REQUIREMENT: Reply with one number: the count of lines in the data that hold the string "Autodesk".

Collected data

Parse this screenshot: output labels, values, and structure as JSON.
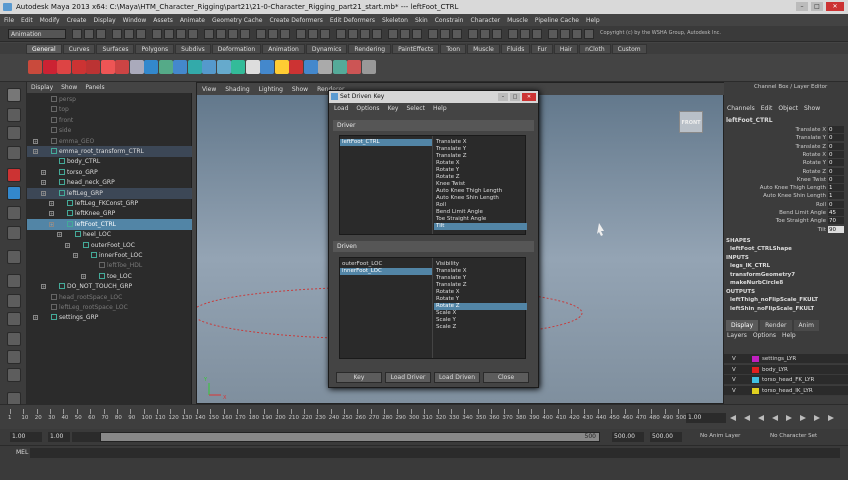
{
  "app": {
    "title": "Autodesk Maya 2013 x64: C:\\Maya\\HTM_Character_Rigging\\part21\\21-0-Character_Rigging_part21_start.mb*   ---   leftFoot_CTRL",
    "menu": [
      "File",
      "Edit",
      "Modify",
      "Create",
      "Display",
      "Window",
      "Assets",
      "Animate",
      "Geometry Cache",
      "Create Deformers",
      "Edit Deformers",
      "Skeleton",
      "Skin",
      "Constrain",
      "Character",
      "Muscle",
      "Pipeline Cache",
      "Help"
    ],
    "mode": "Animation",
    "status_info": "Copyright (c) by the WSHA Group, Autodesk Inc."
  },
  "shelf": {
    "tabs": [
      "General",
      "Curves",
      "Surfaces",
      "Polygons",
      "Subdivs",
      "Deformation",
      "Animation",
      "Dynamics",
      "Rendering",
      "PaintEffects",
      "Toon",
      "Muscle",
      "Fluids",
      "Fur",
      "Hair",
      "nCloth",
      "Custom"
    ],
    "active_tab": "General"
  },
  "outliner": {
    "menu": [
      "Display",
      "Show",
      "Panels"
    ],
    "rows": [
      {
        "label": "persp",
        "indent": 0,
        "dim": true,
        "expand": false
      },
      {
        "label": "top",
        "indent": 0,
        "dim": true,
        "expand": false
      },
      {
        "label": "front",
        "indent": 0,
        "dim": true,
        "expand": false
      },
      {
        "label": "side",
        "indent": 0,
        "dim": true,
        "expand": false
      },
      {
        "label": "emma_GEO",
        "indent": 0,
        "dim": true,
        "expand": true
      },
      {
        "label": "emma_root_transform_CTRL",
        "indent": 0,
        "dim": false,
        "expand": true,
        "hl": true
      },
      {
        "label": "body_CTRL",
        "indent": 1,
        "dim": false,
        "expand": false
      },
      {
        "label": "torso_GRP",
        "indent": 1,
        "dim": false,
        "expand": true
      },
      {
        "label": "head_neck_GRP",
        "indent": 1,
        "dim": false,
        "expand": true
      },
      {
        "label": "leftLeg_GRP",
        "indent": 1,
        "dim": false,
        "expand": true,
        "hl": true
      },
      {
        "label": "leftLeg_FKConst_GRP",
        "indent": 2,
        "dim": false,
        "expand": true
      },
      {
        "label": "leftKnee_GRP",
        "indent": 2,
        "dim": false,
        "expand": true
      },
      {
        "label": "leftFoot_CTRL",
        "indent": 2,
        "dim": false,
        "expand": true,
        "sel": true
      },
      {
        "label": "heel_LOC",
        "indent": 3,
        "dim": false,
        "expand": true
      },
      {
        "label": "outerFoot_LOC",
        "indent": 4,
        "dim": false,
        "expand": true
      },
      {
        "label": "innerFoot_LOC",
        "indent": 5,
        "dim": false,
        "expand": true
      },
      {
        "label": "leftToe_HDL",
        "indent": 6,
        "dim": true,
        "expand": false
      },
      {
        "label": "toe_LOC",
        "indent": 6,
        "dim": false,
        "expand": true
      },
      {
        "label": "DO_NOT_TOUCH_GRP",
        "indent": 1,
        "dim": false,
        "expand": true
      },
      {
        "label": "head_rootSpace_LOC",
        "indent": 0,
        "dim": true,
        "expand": false
      },
      {
        "label": "leftLeg_rootSpace_LOC",
        "indent": 0,
        "dim": true,
        "expand": false
      },
      {
        "label": "settings_GRP",
        "indent": 0,
        "dim": false,
        "expand": true
      }
    ]
  },
  "viewport": {
    "menu": [
      "View",
      "Shading",
      "Lighting",
      "Show",
      "Renderer"
    ],
    "cube_label": "FRONT",
    "axis_y": "Y",
    "axis_x": "X"
  },
  "dialog": {
    "title": "Set Driven Key",
    "menu": [
      "Load",
      "Options",
      "Key",
      "Select",
      "Help"
    ],
    "driver_label": "Driver",
    "driven_label": "Driven",
    "driver_objects": [
      {
        "label": "leftFoot_CTRL",
        "sel": true
      }
    ],
    "driver_attrs": [
      {
        "label": "Translate X"
      },
      {
        "label": "Translate Y"
      },
      {
        "label": "Translate Z"
      },
      {
        "label": "Rotate X"
      },
      {
        "label": "Rotate Y"
      },
      {
        "label": "Rotate Z"
      },
      {
        "label": "Knee Twist"
      },
      {
        "label": "Auto Knee Thigh Length"
      },
      {
        "label": "Auto Knee Shin Length"
      },
      {
        "label": "Roll"
      },
      {
        "label": "Bend Limit Angle"
      },
      {
        "label": "Toe Straight Angle"
      },
      {
        "label": "Tilt",
        "sel": true
      }
    ],
    "driven_objects": [
      {
        "label": "outerFoot_LOC"
      },
      {
        "label": "innerFoot_LOC",
        "sel": true
      }
    ],
    "driven_attrs": [
      {
        "label": "Visibility"
      },
      {
        "label": "Translate X"
      },
      {
        "label": "Translate Y"
      },
      {
        "label": "Translate Z"
      },
      {
        "label": "Rotate X"
      },
      {
        "label": "Rotate Y"
      },
      {
        "label": "Rotate Z",
        "sel": true
      },
      {
        "label": "Scale X"
      },
      {
        "label": "Scale Y"
      },
      {
        "label": "Scale Z"
      }
    ],
    "buttons": {
      "key": "Key",
      "load_driver": "Load Driver",
      "load_driven": "Load Driven",
      "close": "Close"
    }
  },
  "channel_box": {
    "title": "Channel Box / Layer Editor",
    "menu": [
      "Channels",
      "Edit",
      "Object",
      "Show"
    ],
    "object": "leftFoot_CTRL",
    "channels": [
      {
        "label": "Translate X",
        "value": "0"
      },
      {
        "label": "Translate Y",
        "value": "0"
      },
      {
        "label": "Translate Z",
        "value": "0"
      },
      {
        "label": "Rotate X",
        "value": "0"
      },
      {
        "label": "Rotate Y",
        "value": "0"
      },
      {
        "label": "Rotate Z",
        "value": "0"
      },
      {
        "label": "Knee Twist",
        "value": "0"
      },
      {
        "label": "Auto Knee Thigh Length",
        "value": "1"
      },
      {
        "label": "Auto Knee Shin Length",
        "value": "1"
      },
      {
        "label": "Roll",
        "value": "0"
      },
      {
        "label": "Bend Limit Angle",
        "value": "45"
      },
      {
        "label": "Toe Straight Angle",
        "value": "70"
      },
      {
        "label": "Tilt",
        "value": "90",
        "active": true
      }
    ],
    "shapes_header": "SHAPES",
    "shape": "leftFoot_CTRLShape",
    "inputs_header": "INPUTS",
    "inputs": [
      "legs_IK_CTRL",
      "transformGeometry7",
      "makeNurbCircle8"
    ],
    "outputs_header": "OUTPUTS",
    "outputs": [
      "leftThigh_noFlipScale_FKULT",
      "leftShin_noFlipScale_FKULT"
    ],
    "layer_tabs": [
      "Display",
      "Render",
      "Anim"
    ],
    "layer_menu": [
      "Layers",
      "Options",
      "Help"
    ],
    "layers": [
      {
        "v": "V",
        "name": "settings_LYR",
        "color": "#c020c0"
      },
      {
        "v": "V",
        "name": "body_LYR",
        "color": "#e02020"
      },
      {
        "v": "V",
        "name": "torso_head_FK_LYR",
        "color": "#40c0e0"
      },
      {
        "v": "V",
        "name": "torso_head_IK_LYR",
        "color": "#e0d020"
      }
    ]
  },
  "timeline": {
    "tick_labels": [
      "1",
      "10",
      "20",
      "30",
      "40",
      "50",
      "60",
      "70",
      "80",
      "90",
      "100",
      "110",
      "120",
      "130",
      "140",
      "150",
      "160",
      "170",
      "180",
      "190",
      "200",
      "210",
      "220",
      "230",
      "240",
      "250",
      "260",
      "270",
      "280",
      "290",
      "300",
      "310",
      "320",
      "330",
      "340",
      "350",
      "360",
      "370",
      "380",
      "390",
      "400",
      "410",
      "420",
      "430",
      "440",
      "450",
      "460",
      "470",
      "480",
      "490",
      "500"
    ],
    "current_frame": "1.00",
    "range_start": "1.00",
    "range_start2": "1.00",
    "range_end_bar": "500",
    "range_end": "500.00",
    "range_end2": "500.00",
    "anim_layer": "No Anim Layer",
    "char_set": "No Character Set"
  },
  "command": {
    "label": "MEL"
  }
}
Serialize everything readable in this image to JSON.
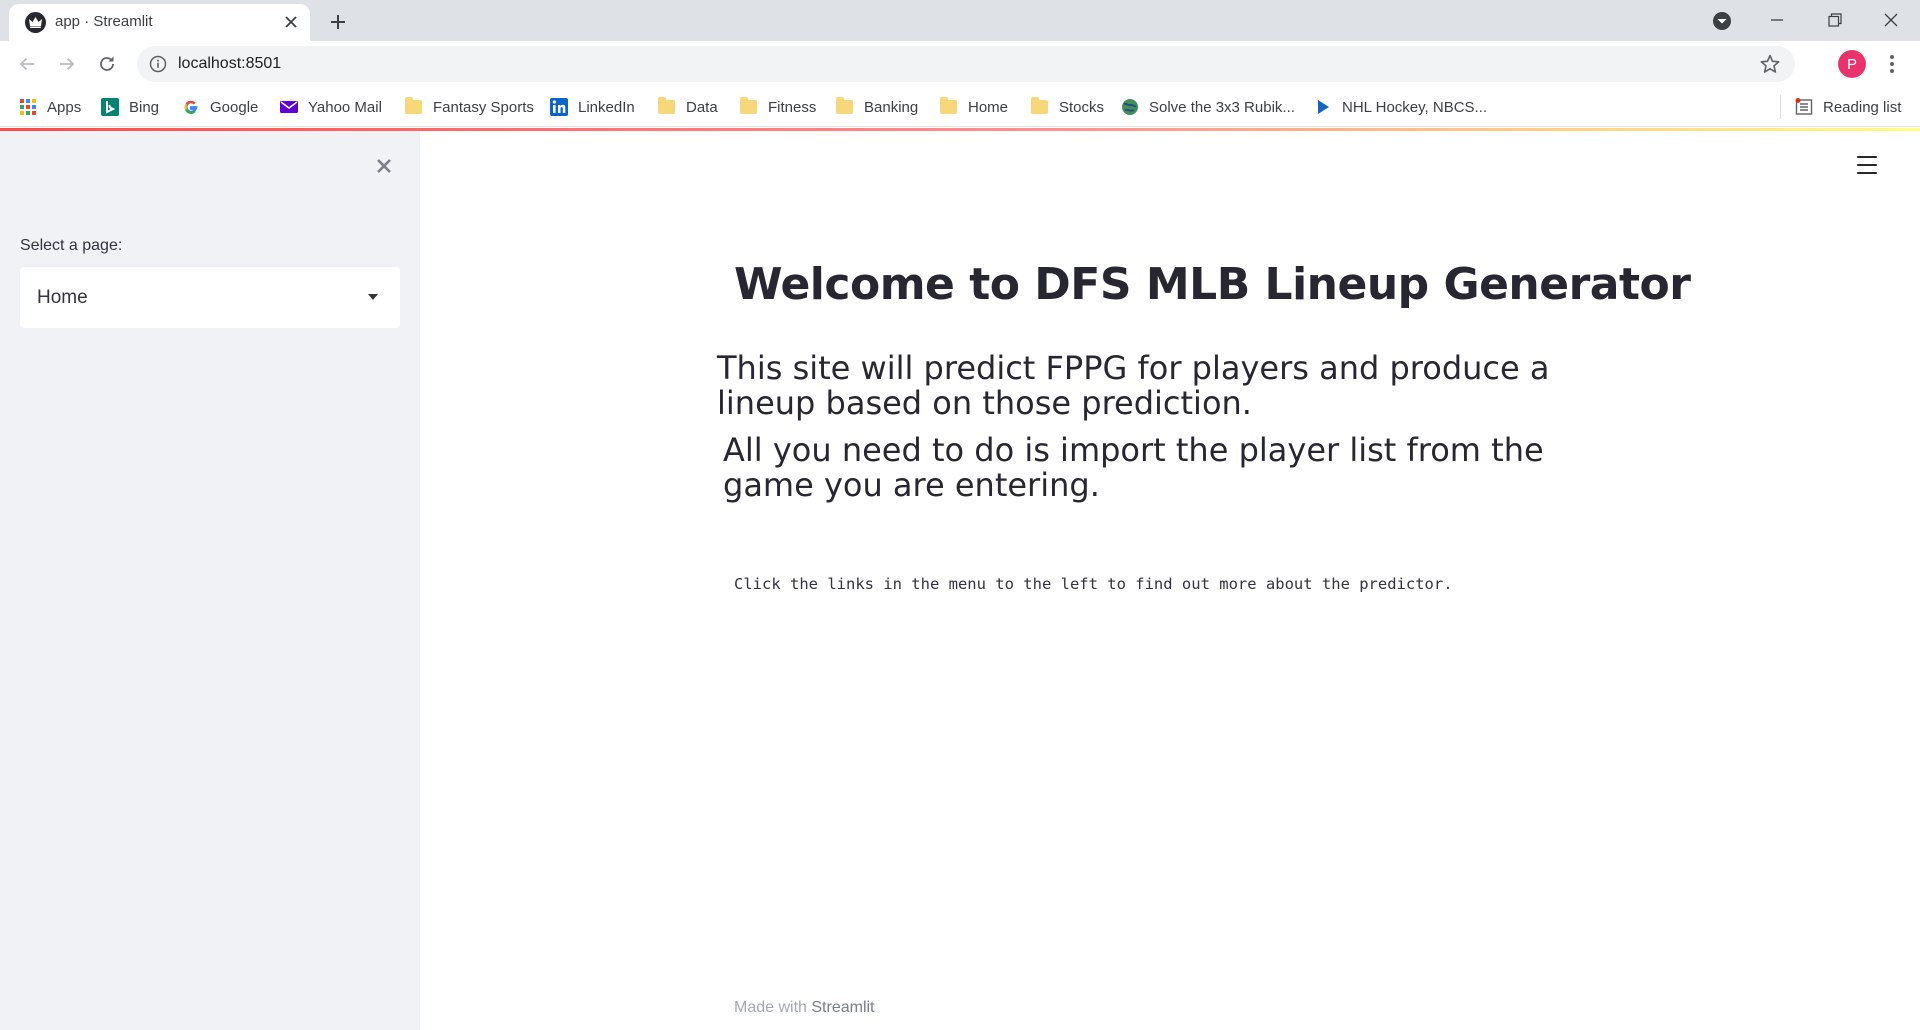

TASK RESULT: 2